- Short problem
Determine which lines contain the word "sacrement", then copy those lines.

[Part of a data file]
###

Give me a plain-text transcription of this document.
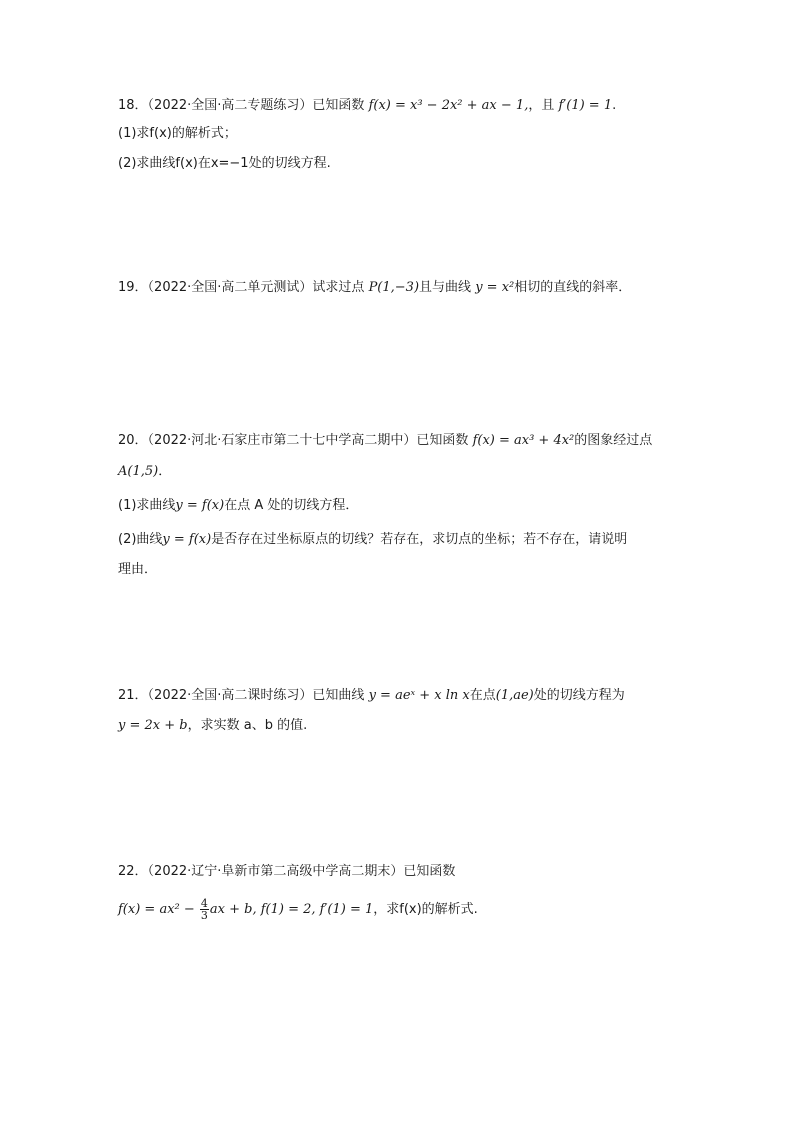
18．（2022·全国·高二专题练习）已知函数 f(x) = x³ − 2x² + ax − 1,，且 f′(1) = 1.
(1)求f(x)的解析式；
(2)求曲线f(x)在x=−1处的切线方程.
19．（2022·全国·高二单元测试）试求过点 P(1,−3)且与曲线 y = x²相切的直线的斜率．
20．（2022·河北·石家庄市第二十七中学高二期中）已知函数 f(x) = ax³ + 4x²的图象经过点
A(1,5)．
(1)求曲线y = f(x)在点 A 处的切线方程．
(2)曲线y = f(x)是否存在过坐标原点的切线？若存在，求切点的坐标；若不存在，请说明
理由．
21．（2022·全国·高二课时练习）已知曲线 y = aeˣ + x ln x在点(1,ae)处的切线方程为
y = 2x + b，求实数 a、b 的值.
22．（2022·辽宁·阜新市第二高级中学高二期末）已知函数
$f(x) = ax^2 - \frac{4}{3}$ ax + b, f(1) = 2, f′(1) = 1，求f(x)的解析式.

###

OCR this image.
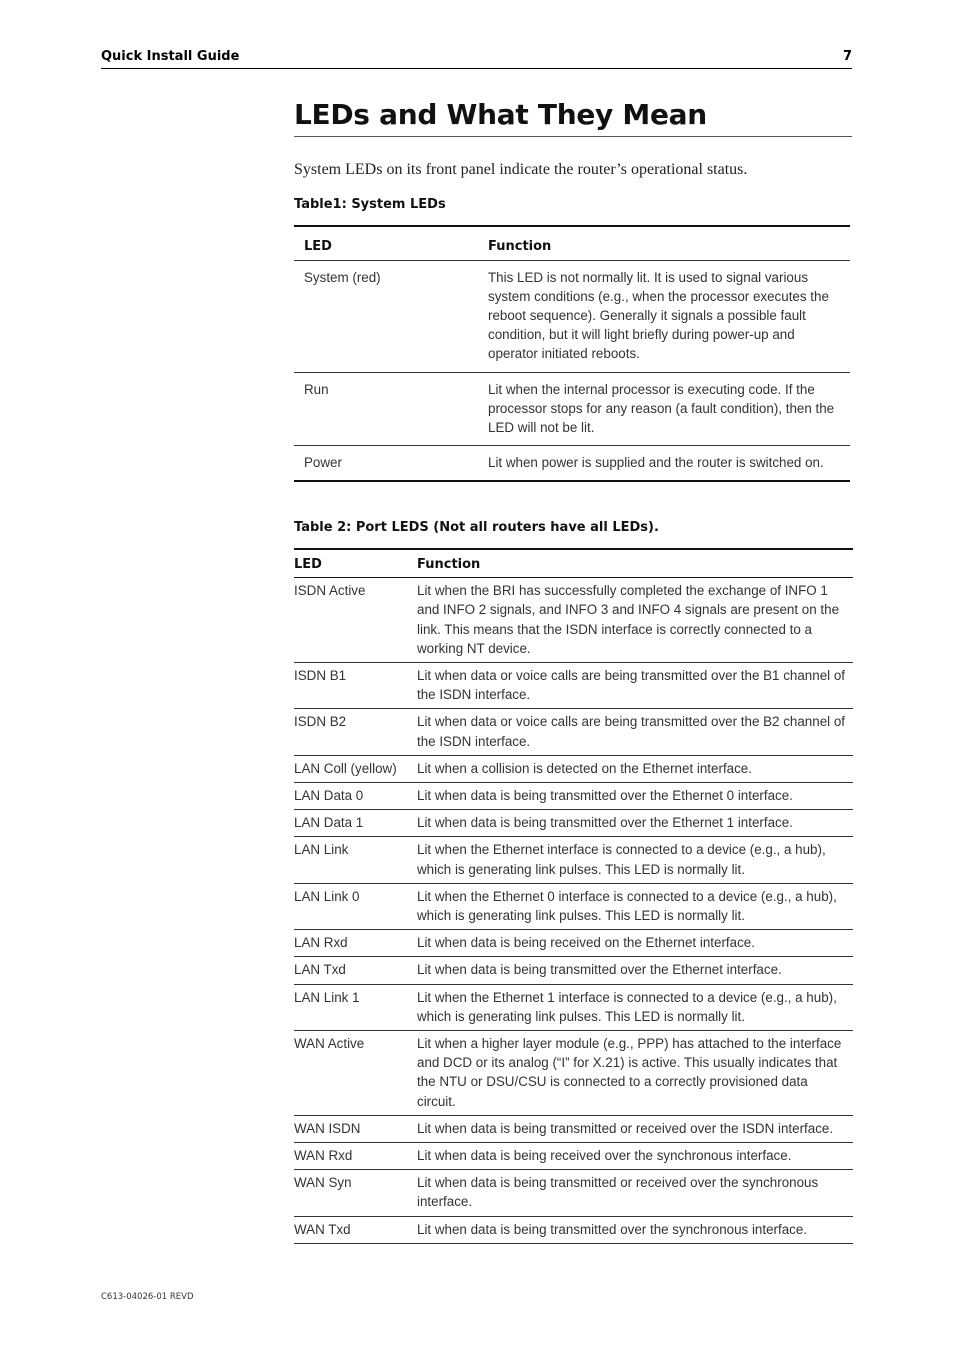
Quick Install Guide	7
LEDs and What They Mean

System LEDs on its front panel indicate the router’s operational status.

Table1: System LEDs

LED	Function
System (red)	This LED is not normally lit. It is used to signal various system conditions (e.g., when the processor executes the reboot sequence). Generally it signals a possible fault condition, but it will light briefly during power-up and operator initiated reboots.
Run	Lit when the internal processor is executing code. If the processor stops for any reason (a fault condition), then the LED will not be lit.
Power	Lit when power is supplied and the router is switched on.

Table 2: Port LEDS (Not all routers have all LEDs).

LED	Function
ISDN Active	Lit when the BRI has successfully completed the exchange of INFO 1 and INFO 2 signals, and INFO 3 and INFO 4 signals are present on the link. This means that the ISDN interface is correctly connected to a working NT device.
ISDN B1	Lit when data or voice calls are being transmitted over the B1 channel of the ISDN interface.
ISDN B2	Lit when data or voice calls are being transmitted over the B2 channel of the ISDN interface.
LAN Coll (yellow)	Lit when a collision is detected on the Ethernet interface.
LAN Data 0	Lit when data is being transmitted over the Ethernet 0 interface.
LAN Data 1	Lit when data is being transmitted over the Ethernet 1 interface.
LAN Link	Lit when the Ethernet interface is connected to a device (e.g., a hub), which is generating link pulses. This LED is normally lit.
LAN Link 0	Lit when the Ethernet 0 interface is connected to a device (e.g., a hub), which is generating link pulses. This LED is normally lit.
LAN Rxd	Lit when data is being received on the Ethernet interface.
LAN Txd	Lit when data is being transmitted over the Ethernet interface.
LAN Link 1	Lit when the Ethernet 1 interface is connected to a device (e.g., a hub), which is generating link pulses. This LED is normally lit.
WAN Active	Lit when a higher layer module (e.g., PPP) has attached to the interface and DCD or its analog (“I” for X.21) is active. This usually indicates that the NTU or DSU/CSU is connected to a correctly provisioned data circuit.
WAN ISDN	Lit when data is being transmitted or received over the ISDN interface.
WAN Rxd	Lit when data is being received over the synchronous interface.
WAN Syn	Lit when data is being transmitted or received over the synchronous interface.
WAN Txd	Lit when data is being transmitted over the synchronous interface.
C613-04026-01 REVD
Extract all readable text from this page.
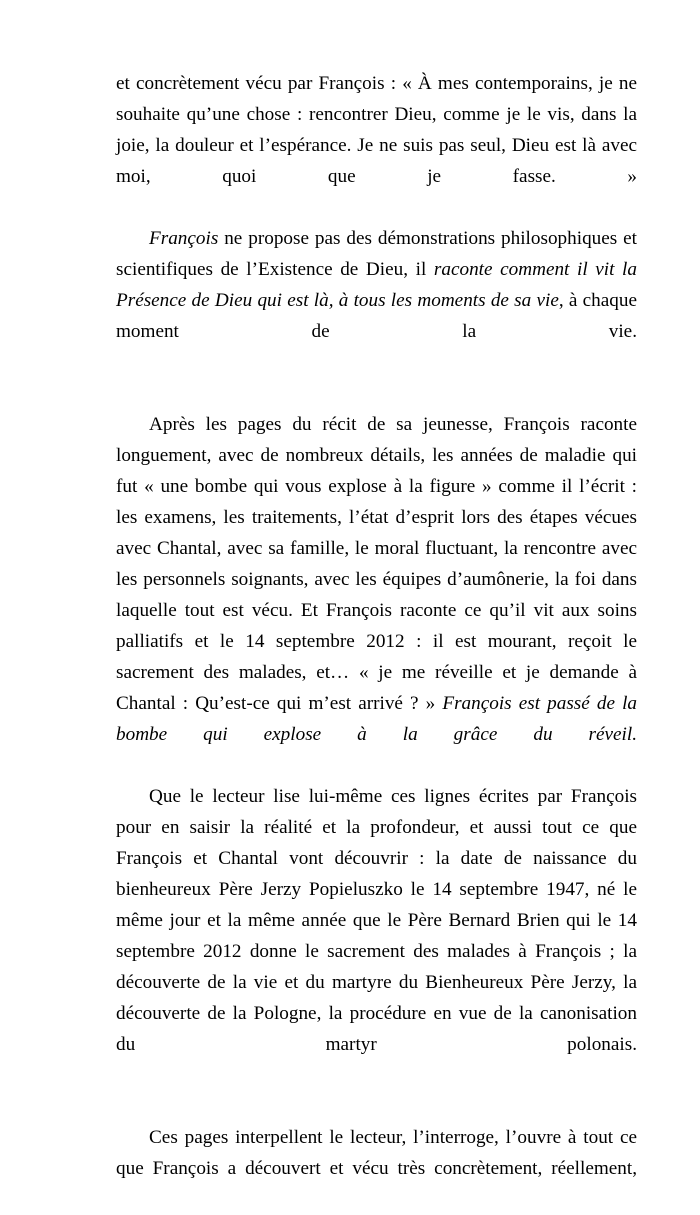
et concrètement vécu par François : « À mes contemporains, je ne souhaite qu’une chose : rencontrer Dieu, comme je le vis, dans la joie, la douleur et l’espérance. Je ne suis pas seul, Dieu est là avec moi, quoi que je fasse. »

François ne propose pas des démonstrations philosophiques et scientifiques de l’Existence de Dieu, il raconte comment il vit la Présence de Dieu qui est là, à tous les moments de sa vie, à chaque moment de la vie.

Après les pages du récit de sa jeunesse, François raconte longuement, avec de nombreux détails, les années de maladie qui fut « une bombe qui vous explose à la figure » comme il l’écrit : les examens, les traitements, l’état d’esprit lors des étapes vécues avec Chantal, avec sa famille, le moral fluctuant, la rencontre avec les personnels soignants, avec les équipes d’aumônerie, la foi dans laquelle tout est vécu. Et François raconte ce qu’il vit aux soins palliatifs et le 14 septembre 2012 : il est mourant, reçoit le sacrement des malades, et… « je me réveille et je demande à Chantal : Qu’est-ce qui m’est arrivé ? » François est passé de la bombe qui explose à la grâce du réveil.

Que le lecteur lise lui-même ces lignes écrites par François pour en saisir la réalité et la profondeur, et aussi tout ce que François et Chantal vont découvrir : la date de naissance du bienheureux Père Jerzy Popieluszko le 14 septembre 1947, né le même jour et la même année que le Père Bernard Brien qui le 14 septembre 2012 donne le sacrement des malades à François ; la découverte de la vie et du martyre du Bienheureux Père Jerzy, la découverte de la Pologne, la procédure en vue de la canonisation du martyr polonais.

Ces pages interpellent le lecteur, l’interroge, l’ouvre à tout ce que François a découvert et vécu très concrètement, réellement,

###

- Exercise output
Après les pages du récit de sa jeunesse, François raconte longuement, avec de nombreux détails, les années de maladie qui fut « une bombe qui vous explose à la figure » comme il l’écrit : les examens, les traitements, l’état d’esprit lors des étapes vécues avec Chantal, avec sa famille, le moral fluctuant, la rencontre avec les personnels soignants, avec les équipes d’aumônerie, la foi dans laquelle tout est vécu. Et François raconte ce qu’il vit aux soins palliatifs et le 14 septembre 2012 : il est mourant, reçoit le sacrement des malades, et… « je me réveille et je demande à Chantal : Qu’est-ce qui m’est arrivé ? » François est passé de la bombe qui explose à la grâce du réveil.
Que le lecteur lise lui-même ces lignes écrites par François pour en saisir la réalité et la profondeur, et aussi tout ce que François et Chantal vont découvrir : la date de naissance du bienheureux Père Jerzy Popieluszko le 14 septembre 1947, né le même jour et la même année que le Père Bernard Brien qui le 14 septembre 2012 donne le sacrement des malades à François ; la découverte de la vie et du martyre du Bienheureux Père Jerzy, la découverte de la Pologne, la procédure en vue de la canonisation du martyr polonais.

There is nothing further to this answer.